**Work to be completed:** Filter this material down to the lines that hold "Minimalne", copying each one.

— BEGIN Raw records —

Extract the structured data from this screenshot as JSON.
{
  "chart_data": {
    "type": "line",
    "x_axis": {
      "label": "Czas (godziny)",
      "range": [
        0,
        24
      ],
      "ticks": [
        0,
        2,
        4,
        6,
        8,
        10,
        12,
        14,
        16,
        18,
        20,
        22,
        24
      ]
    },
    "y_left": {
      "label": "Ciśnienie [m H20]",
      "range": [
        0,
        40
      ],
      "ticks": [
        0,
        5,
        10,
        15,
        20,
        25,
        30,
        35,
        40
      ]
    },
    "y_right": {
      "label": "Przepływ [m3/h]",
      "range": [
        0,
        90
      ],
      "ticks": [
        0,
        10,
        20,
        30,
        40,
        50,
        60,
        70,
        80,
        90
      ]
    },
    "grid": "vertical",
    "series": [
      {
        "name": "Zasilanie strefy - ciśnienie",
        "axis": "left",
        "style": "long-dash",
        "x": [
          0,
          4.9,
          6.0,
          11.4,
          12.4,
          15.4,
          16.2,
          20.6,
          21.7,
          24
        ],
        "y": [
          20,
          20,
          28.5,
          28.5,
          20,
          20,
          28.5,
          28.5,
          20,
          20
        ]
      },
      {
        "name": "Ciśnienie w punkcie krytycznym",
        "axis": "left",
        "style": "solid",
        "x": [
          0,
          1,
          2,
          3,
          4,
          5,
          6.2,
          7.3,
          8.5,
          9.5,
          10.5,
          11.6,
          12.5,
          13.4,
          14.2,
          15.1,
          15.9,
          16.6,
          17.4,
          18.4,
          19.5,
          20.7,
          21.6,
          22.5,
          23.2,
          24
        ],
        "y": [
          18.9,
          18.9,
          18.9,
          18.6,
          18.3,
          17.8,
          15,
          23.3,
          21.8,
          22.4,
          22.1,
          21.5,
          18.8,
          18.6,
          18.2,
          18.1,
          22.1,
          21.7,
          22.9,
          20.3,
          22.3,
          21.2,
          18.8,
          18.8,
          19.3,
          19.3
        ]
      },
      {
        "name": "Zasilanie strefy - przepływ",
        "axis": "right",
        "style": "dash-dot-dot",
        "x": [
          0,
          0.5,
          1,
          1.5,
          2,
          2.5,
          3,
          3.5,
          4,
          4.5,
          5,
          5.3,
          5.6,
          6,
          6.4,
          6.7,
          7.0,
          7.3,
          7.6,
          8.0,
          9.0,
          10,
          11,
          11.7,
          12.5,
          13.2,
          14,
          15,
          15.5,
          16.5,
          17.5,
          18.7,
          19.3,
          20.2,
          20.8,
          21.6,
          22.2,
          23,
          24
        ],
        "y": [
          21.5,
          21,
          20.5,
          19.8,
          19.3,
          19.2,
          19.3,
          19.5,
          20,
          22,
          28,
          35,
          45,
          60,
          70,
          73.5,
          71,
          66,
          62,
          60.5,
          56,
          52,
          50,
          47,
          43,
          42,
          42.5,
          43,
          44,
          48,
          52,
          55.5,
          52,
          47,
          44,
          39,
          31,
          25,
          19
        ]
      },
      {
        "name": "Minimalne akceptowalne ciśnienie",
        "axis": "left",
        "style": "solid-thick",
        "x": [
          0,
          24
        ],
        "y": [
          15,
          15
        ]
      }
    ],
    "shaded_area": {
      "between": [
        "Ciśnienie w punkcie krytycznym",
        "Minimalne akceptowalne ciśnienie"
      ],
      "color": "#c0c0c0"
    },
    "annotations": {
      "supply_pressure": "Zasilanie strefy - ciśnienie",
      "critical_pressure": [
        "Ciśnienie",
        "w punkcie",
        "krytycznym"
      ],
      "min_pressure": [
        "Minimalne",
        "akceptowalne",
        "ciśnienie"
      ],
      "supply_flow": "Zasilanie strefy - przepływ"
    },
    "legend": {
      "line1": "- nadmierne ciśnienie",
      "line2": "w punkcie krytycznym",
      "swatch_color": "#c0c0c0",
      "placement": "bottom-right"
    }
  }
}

— END Raw records —
— BEGIN Raw records —

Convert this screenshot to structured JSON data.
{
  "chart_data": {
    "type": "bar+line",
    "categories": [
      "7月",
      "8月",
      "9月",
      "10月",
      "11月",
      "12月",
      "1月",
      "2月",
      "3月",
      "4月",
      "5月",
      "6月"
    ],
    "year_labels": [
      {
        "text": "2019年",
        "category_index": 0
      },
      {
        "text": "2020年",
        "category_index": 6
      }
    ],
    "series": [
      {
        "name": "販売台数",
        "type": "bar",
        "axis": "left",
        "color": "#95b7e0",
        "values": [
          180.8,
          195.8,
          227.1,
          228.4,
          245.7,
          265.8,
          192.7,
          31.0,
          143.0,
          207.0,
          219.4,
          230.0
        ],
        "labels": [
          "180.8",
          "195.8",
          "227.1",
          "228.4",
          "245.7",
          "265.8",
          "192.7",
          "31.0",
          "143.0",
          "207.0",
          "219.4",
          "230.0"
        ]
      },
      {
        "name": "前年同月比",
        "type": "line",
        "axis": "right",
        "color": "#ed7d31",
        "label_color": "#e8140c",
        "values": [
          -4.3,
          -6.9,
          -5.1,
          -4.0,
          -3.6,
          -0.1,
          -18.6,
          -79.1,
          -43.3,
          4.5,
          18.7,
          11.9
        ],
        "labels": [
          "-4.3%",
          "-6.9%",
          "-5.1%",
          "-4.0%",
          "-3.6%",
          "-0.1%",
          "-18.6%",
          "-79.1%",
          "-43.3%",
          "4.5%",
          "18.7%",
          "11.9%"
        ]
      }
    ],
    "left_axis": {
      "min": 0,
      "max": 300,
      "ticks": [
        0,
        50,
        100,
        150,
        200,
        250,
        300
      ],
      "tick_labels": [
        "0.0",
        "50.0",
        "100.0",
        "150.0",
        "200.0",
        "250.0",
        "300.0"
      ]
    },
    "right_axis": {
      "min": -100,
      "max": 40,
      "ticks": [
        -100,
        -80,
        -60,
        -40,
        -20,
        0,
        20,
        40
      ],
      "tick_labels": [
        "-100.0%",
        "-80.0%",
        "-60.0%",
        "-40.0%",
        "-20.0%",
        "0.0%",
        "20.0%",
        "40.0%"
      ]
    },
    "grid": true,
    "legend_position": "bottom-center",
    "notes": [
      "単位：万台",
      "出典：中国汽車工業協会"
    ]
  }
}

— END Raw records —

**Exercise answer:**
        "name": "Minimalne akceptowalne ciśnienie",
        "Minimalne akceptowalne ciśnienie"
        "Minimalne",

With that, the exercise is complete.